# Source excerpt
# # # #

The discussion presented in this observation, along with Observation 6, highlights an important implication. Although Observation 6 shows that packet switching in the W2E path can benefit from distributing the processing load over two cores, the use of qdisc incurs a higher packet processing cost compared to directly adding packets to the driver's TX buffer on the egress interface. Therefore, in scenarios with traffic flows that do not require advanced scheduling, prioritization, or shaping, the system could bypass the qdisc, for example, by using the 'redirect' functionality of eXpress Data Path (XDP), to reduce processor cycles, overhead, and energy consumption. In such cases, a larger TX buffer may be needed to absorb variations between ingress and egress transmission rates. Additionally, depending on application demands, simple queue management mechanisms could be implemented within the device driver, directly before the TX buffer.

## VI. RELATED WORK

To the best of our knowledge, there is no study on understanding and enhancing the NIC-to-NIC data plane of WiFi APs. The existing works related to packet switching on WiFi APs are primarily focused on packet scheduling, queuing, and airtime fairness [3], [5], [16], [43]–[47]. For instance,

the increased latency and jitter due to excessive queueing (bufferbloat) is discussed in [3]. In another category of related works, tools have been proposed in [4] and [48] to facilitate event tracing and provide additional real-time insights into the operation of the WiFi stack. Such tools can be used in addition to the statistics provided by the kernel to better understand and enhance the kernel's data path. It is also worth noting that this paper, as well as a large body of existing works, such as [3]–[5], [16], [43]–[50], all use a SoftMAC-based WiFi driver architecture. Sample commercial platforms based on this architecture include Qualcomm's ath9k, ath10k, and ath11k, Intel's iwlwifi, and MediaTek's mt76.

# # # #

# Description of the task
Reproduce the passage on WiFi access point packet switching word for word, from "the increased latency" to "and MediaTek's mt76.".

# # # #

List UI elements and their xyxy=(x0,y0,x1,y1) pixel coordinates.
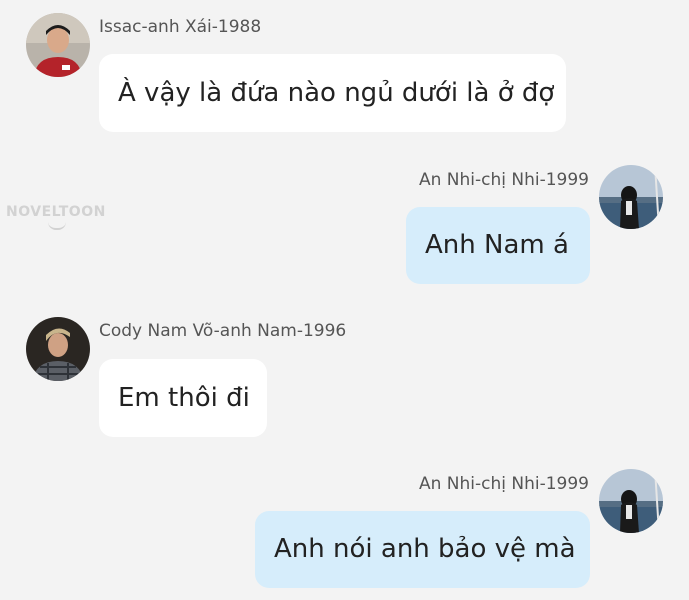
message-bubble: Anh nói anh bảo vệ mà xyxy=(255,511,590,588)
male-avatar-plaid-shirt-icon[interactable] xyxy=(26,317,90,381)
message-bubble: Anh Nam á xyxy=(406,207,590,284)
message-bubble: Em thôi đi xyxy=(99,359,267,437)
female-avatar-seaside-icon[interactable] xyxy=(599,469,663,533)
sender-name: Cody Nam Võ-anh Nam-1996 xyxy=(99,321,347,341)
sender-name: An Nhi-chị Nhi-1999 xyxy=(418,474,589,494)
male-avatar-red-shirt-icon[interactable] xyxy=(26,13,90,77)
watermark-smile-icon xyxy=(48,222,66,230)
watermark-logo: NOVELTOON xyxy=(6,204,106,220)
sender-name: An Nhi-chị Nhi-1999 xyxy=(418,170,589,190)
sender-name: Issac-anh Xái-1988 xyxy=(99,17,262,37)
female-avatar-seaside-icon[interactable] xyxy=(599,165,663,229)
message-bubble: À vậy là đứa nào ngủ dưới là ở đợ xyxy=(99,54,566,132)
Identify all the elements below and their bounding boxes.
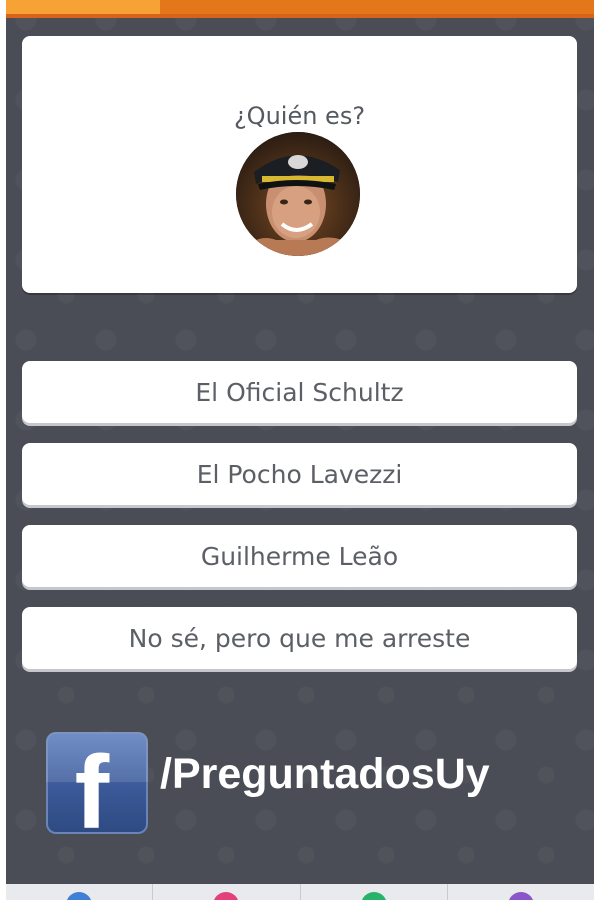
facebook-banner[interactable]: f /PreguntadosUy xyxy=(46,732,566,834)
answer-button[interactable]: El Pocho Lavezzi xyxy=(22,443,577,505)
question-photo xyxy=(236,132,360,256)
answer-button[interactable]: Guilherme Leão xyxy=(22,525,577,587)
green-category-icon xyxy=(360,892,387,900)
question-text: ¿Quién es? xyxy=(233,102,366,130)
facebook-handle[interactable]: /PreguntadosUy xyxy=(160,750,490,799)
blue-category-icon xyxy=(66,892,93,900)
top-bar xyxy=(6,0,594,18)
purple-category-icon xyxy=(507,892,534,900)
person-photo-icon xyxy=(236,132,360,256)
nav-item-blue[interactable] xyxy=(6,884,154,900)
facebook-logo-letter: f xyxy=(75,735,110,834)
answer-button[interactable]: El Oficial Schultz xyxy=(22,361,577,423)
top-bar-underline xyxy=(6,14,594,18)
answer-button[interactable]: No sé, pero que me arreste xyxy=(22,607,577,669)
game-screen: ¿Quién es? El Oficial Schultz El Pocho L… xyxy=(6,0,594,900)
bottom-nav xyxy=(6,884,594,900)
nav-item-green[interactable] xyxy=(301,884,448,900)
question-card: ¿Quién es? xyxy=(22,36,577,293)
pink-category-icon xyxy=(213,892,240,900)
nav-item-pink[interactable] xyxy=(153,884,301,900)
facebook-logo-icon: f xyxy=(46,732,148,834)
nav-item-purple[interactable] xyxy=(448,884,594,900)
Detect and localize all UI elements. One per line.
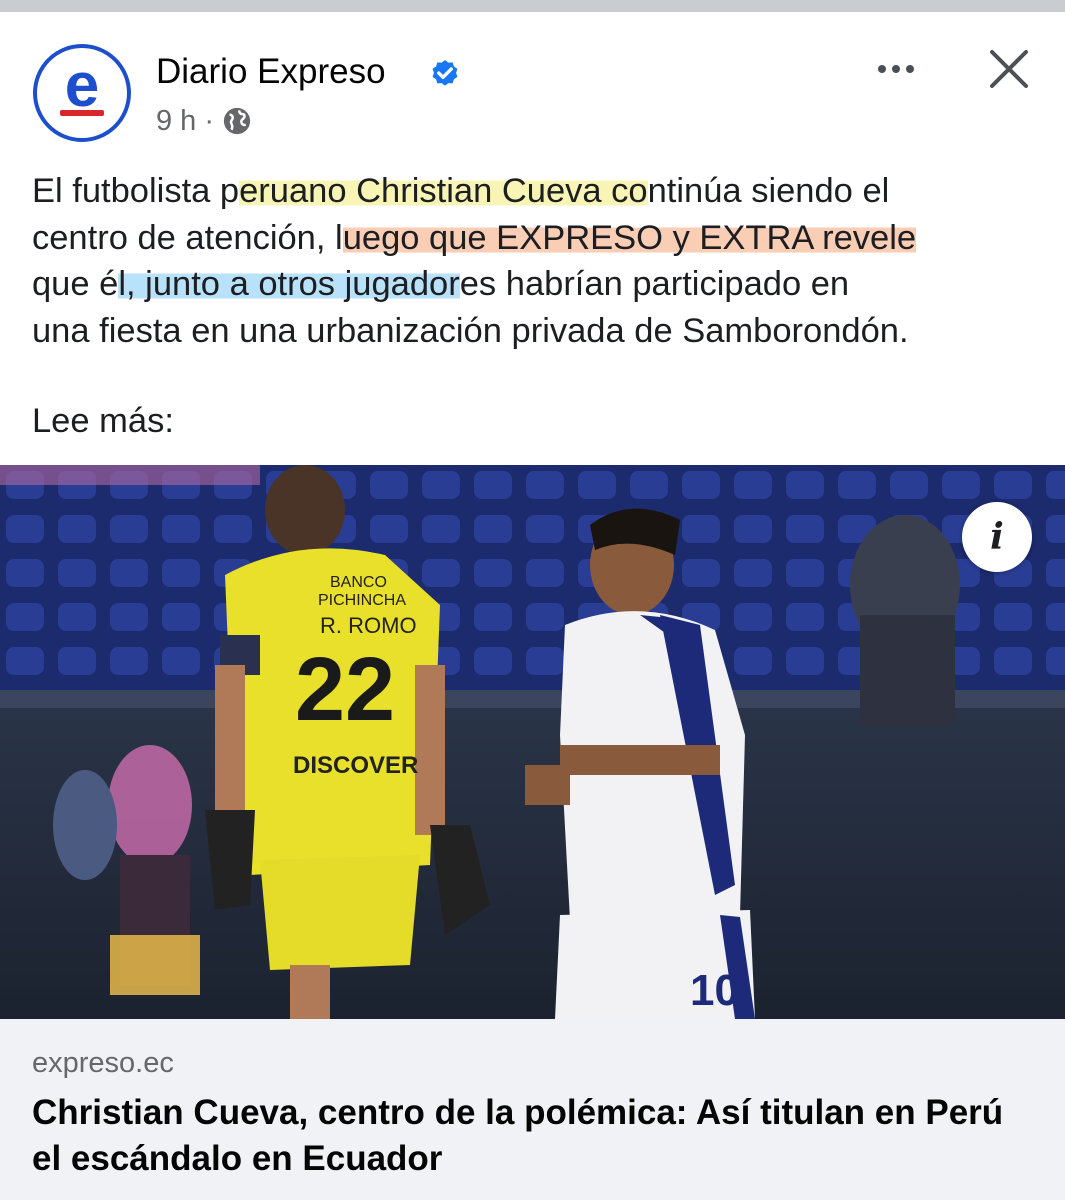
avatar[interactable]: e [33,44,131,142]
post-time[interactable]: 9 h [156,103,196,139]
highlight-orange: uego que EXPRESO y EXTRA revele [342,218,917,257]
avatar-logo-bar [60,110,104,116]
text-span: centro de atención, l [32,218,343,257]
post-meta: 9 h · [156,103,252,139]
meta-separator: · [204,105,214,137]
info-icon[interactable]: i [962,502,1032,572]
page-name[interactable]: Diario Expreso [156,50,386,94]
post-text-line: centro de atención, luego que EXPRESO y … [32,215,1042,262]
text-span: es habrían participado en [459,265,850,303]
sponsor-chest: DISCOVER [293,752,418,779]
jersey-name: R. ROMO [320,613,417,638]
post-text: El futbolista peruano Christian Cueva co… [32,168,1042,354]
sponsor-bottom: PICHINCHA [318,592,406,609]
text-span: ntinúa siendo el [647,172,890,210]
stadium-scene: R. ROMO 22 BANCO PICHINCHA DISCOVER 10 [0,465,1065,1019]
sponsor-top: BANCO [330,574,387,591]
post-photo[interactable]: R. ROMO 22 BANCO PICHINCHA DISCOVER 10 [0,465,1065,1019]
post-text-line: una fiesta en una urbanización privada d… [32,311,909,350]
text-span: que é [32,265,119,303]
close-icon[interactable] [984,44,1034,94]
more-options-icon[interactable] [868,48,924,90]
globe-icon [223,107,251,135]
verified-badge-icon [432,60,458,86]
post-text-line: que él, junto a otros jugadores habrían … [32,261,1042,308]
text-span: El futbolista p [32,172,240,210]
jersey-number: 22 [295,640,395,740]
avatar-logo-letter: e [64,51,100,120]
highlight-blue: l, junto a otros jugador [118,265,460,303]
top-divider [0,0,1065,12]
jersey-number-right: 10 [690,966,739,1015]
link-title[interactable]: Christian Cueva, centro de la polémica: … [32,1090,1032,1182]
highlight-yellow: eruano Christian Cueva co [239,172,648,210]
post-text-line: El futbolista peruano Christian Cueva co… [32,168,1042,215]
link-domain: expreso.ec [32,1047,174,1079]
read-more-text: Lee más: [32,402,174,440]
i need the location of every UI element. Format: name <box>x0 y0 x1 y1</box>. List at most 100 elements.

# # # #

# Task solution
the increased latency and jitter due to excessive queueing (bufferbloat) is discussed in [3]. In another category of related works, tools have been proposed in [4] and [48] to facilitate event tracing and provide additional real-time insights into the operation of the WiFi stack. Such tools can be used in addition to the statistics provided by the kernel to better understand and enhance the kernel's data path. It is also worth noting that this paper, as well as a large body of existing works, such as [3]–[5], [16], [43]–[50], all use a SoftMAC-based WiFi driver architecture. Sample commercial platforms based on this architecture include Qualcomm's ath9k, ath10k, and ath11k, Intel's iwlwifi, and MediaTek's mt76.